• [Directions]
Copy all lines of the listing that include the string "RMSE".

• [Given information]

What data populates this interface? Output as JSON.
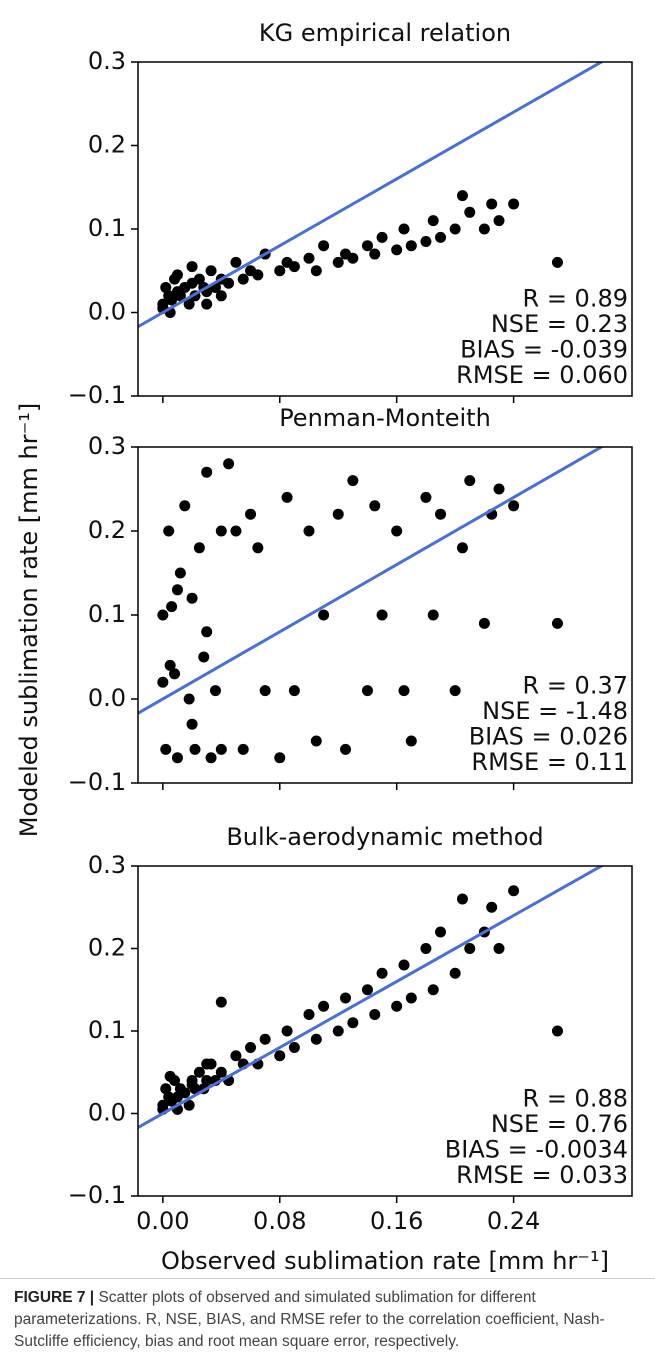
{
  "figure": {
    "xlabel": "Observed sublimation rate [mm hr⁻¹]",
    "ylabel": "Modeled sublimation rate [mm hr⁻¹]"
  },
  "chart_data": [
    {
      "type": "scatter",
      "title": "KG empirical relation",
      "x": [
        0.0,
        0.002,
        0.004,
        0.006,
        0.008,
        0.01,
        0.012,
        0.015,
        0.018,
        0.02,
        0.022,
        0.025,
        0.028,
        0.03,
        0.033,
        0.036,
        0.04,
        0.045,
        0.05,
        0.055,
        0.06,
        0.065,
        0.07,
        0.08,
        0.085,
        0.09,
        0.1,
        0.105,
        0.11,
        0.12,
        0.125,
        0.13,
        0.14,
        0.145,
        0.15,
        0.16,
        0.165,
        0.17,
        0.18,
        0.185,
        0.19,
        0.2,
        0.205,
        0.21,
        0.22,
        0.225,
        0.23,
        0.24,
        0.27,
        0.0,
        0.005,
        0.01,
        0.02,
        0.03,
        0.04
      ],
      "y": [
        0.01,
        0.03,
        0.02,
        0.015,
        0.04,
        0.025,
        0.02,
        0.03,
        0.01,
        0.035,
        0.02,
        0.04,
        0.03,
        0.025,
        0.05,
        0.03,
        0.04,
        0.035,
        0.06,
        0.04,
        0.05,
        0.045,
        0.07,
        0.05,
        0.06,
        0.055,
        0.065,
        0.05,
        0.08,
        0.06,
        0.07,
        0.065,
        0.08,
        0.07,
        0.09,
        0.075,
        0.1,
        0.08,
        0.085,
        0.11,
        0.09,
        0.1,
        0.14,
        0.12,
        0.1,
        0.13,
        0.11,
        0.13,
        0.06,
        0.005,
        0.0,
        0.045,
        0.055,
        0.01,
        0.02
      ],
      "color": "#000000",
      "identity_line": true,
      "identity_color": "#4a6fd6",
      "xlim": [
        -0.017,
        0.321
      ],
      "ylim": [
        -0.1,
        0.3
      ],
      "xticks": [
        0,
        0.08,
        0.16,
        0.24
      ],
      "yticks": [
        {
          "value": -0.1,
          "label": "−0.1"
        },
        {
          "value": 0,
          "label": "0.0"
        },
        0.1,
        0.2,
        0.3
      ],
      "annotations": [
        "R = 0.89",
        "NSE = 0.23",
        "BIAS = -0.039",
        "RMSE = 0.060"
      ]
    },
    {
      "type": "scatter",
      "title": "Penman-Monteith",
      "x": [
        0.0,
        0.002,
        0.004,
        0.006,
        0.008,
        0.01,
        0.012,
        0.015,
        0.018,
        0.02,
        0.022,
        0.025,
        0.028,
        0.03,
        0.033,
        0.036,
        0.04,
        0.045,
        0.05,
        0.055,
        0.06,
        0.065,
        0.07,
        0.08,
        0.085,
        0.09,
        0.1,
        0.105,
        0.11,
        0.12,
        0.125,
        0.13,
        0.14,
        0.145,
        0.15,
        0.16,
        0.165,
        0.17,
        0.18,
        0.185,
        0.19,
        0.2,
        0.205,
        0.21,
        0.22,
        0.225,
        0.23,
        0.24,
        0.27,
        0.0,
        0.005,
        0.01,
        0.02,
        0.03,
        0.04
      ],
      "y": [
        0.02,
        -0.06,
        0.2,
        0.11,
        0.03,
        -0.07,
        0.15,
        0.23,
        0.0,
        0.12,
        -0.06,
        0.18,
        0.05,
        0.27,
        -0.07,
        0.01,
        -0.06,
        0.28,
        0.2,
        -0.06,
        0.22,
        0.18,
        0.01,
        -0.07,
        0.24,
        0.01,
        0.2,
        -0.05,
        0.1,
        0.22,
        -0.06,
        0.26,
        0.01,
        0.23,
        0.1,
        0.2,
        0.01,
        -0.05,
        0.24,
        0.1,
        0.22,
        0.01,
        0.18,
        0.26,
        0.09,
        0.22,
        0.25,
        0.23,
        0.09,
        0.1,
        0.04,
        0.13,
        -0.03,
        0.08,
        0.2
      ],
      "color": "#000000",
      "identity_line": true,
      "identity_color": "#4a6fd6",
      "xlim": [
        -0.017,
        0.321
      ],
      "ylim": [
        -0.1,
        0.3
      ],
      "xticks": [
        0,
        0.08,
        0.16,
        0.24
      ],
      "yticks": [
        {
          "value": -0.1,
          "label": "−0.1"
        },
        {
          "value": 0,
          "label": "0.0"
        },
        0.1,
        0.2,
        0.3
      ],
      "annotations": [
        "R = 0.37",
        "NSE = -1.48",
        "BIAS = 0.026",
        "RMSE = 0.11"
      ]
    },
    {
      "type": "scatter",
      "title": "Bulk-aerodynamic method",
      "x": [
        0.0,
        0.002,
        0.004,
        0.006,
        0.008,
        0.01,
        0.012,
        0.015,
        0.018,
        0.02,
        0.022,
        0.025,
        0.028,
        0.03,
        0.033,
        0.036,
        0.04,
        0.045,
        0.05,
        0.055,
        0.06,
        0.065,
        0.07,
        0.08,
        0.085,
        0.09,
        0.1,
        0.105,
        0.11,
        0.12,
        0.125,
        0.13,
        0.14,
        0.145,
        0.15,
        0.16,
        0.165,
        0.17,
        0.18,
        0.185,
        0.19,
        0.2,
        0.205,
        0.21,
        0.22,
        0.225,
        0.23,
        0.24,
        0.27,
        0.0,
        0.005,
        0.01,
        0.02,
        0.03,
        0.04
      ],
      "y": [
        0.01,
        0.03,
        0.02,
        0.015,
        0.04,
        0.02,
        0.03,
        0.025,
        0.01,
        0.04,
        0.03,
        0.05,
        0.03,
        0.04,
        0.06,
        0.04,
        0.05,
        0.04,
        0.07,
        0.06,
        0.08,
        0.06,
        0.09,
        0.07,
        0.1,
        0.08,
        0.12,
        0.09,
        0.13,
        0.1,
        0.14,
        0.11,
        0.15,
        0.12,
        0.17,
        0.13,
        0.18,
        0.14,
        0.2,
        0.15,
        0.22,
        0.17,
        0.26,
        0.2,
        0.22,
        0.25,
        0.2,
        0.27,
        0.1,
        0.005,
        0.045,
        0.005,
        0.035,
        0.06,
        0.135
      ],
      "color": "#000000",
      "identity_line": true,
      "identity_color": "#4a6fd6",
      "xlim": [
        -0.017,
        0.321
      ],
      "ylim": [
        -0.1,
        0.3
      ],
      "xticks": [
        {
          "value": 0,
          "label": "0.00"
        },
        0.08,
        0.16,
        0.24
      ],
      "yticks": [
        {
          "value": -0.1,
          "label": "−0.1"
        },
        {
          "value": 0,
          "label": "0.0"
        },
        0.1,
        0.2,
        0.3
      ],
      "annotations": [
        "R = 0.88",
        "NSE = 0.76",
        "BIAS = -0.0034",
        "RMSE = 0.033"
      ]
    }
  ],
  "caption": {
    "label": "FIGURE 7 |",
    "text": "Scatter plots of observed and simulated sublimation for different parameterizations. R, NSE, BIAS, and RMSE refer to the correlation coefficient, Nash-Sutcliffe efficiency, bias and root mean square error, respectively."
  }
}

• [Completed exercise]
        "RMSE = 0.060"
        "RMSE = 0.11"
        "RMSE = 0.033"
    "text": "Scatter plots of observed and simulated sublimation for different parameterizations. R, NSE, BIAS, and RMSE refer to the correlation coefficient, Nash-Sutcliffe efficiency, bias and root mean square error, respectively."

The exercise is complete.